[Stored data]
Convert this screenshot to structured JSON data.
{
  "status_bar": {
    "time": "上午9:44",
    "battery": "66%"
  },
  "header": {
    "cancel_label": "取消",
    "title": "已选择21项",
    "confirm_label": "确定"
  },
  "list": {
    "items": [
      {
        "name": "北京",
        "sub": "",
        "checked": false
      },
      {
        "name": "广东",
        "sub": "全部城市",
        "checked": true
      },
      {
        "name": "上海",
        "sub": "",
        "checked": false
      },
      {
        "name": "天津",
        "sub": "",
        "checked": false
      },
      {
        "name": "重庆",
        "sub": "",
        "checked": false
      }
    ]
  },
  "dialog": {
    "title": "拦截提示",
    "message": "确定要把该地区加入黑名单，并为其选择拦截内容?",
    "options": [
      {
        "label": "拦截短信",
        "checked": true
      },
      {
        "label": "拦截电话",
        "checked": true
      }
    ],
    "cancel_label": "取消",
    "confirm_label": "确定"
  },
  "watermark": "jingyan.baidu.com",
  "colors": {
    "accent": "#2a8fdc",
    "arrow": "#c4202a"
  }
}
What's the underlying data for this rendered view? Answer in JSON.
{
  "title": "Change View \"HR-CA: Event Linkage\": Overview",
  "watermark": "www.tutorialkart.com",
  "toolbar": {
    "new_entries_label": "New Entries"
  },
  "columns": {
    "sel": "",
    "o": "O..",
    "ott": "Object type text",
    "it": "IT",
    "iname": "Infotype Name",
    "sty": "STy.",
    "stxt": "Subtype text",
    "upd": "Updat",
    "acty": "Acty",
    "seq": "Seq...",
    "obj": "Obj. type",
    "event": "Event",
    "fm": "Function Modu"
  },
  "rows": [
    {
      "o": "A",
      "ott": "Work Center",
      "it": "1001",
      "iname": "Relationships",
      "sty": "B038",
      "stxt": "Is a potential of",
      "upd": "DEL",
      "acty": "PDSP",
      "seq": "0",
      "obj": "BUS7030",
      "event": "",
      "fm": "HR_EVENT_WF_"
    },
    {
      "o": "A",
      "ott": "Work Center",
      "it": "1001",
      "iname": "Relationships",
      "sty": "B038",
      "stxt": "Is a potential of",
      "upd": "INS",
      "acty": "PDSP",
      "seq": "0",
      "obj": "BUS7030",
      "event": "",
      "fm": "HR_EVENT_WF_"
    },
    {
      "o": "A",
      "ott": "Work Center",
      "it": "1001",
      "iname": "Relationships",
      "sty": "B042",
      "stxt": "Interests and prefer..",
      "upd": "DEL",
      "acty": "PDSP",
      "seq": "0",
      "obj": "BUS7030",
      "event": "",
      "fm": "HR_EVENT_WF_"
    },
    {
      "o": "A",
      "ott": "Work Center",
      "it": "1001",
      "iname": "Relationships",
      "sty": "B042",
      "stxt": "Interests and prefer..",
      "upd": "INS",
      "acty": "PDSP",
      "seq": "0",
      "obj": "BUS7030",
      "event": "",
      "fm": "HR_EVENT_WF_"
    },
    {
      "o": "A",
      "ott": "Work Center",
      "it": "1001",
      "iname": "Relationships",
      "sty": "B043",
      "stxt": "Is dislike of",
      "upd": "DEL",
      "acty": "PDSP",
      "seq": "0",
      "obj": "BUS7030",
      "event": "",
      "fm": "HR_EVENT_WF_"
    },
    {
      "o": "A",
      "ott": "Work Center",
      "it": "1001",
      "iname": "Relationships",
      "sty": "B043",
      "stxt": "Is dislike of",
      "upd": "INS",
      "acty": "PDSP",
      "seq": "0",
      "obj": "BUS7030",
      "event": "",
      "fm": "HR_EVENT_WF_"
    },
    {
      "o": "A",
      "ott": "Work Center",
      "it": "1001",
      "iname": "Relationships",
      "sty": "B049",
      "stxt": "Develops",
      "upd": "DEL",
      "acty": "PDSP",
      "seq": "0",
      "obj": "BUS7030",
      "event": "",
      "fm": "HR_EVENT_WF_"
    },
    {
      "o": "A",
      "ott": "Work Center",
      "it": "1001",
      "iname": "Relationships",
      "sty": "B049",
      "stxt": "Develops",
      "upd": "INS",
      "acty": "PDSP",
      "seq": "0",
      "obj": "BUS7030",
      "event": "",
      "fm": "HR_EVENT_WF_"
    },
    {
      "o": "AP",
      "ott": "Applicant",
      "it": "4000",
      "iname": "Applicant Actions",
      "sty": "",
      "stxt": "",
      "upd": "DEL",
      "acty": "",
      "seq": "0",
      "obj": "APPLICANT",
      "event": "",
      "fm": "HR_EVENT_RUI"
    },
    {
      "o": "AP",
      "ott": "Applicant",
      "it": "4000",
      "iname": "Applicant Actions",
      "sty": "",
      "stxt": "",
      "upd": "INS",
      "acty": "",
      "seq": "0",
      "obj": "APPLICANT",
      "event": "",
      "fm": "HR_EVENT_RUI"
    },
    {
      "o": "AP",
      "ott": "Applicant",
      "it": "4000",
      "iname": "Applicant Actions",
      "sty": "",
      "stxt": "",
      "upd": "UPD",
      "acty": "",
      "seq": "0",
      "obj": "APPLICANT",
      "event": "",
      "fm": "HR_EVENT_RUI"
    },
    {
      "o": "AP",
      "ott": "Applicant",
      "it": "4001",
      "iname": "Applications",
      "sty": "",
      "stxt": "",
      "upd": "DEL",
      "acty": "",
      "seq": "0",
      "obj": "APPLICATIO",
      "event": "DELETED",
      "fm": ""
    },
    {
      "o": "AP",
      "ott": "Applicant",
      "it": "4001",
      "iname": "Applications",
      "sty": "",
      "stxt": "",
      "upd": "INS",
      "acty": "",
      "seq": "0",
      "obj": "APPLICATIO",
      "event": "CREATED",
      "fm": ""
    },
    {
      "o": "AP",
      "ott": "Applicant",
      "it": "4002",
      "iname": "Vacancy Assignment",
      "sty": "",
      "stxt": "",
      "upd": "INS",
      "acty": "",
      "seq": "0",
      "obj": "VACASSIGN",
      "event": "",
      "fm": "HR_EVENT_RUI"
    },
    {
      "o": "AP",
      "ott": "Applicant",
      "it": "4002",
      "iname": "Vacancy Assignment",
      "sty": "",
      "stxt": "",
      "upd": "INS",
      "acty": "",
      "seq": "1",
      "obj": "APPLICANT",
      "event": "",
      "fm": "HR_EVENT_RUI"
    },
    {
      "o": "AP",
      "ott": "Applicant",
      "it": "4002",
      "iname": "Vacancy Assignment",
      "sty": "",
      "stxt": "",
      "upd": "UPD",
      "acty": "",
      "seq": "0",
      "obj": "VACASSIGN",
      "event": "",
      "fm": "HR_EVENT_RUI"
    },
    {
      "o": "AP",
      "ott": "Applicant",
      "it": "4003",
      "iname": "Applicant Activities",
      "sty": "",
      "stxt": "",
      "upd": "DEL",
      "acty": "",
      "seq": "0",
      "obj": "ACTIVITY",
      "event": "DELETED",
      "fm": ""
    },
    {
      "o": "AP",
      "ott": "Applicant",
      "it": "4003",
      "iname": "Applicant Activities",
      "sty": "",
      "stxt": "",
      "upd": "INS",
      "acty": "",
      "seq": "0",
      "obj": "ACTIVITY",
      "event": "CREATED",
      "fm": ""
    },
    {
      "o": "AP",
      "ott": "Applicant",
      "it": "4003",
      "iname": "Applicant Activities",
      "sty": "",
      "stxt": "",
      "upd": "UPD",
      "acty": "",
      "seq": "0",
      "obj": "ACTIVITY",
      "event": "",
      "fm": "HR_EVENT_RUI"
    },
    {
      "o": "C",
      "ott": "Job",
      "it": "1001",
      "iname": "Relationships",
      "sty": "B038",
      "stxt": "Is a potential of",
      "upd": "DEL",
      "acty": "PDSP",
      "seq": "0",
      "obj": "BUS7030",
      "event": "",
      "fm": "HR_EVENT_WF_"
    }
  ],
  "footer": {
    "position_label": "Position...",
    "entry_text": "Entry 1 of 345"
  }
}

> **Written exercise**: From the listing, tally every line with the word "this" in it and give only the tally.

> **Written response**: 2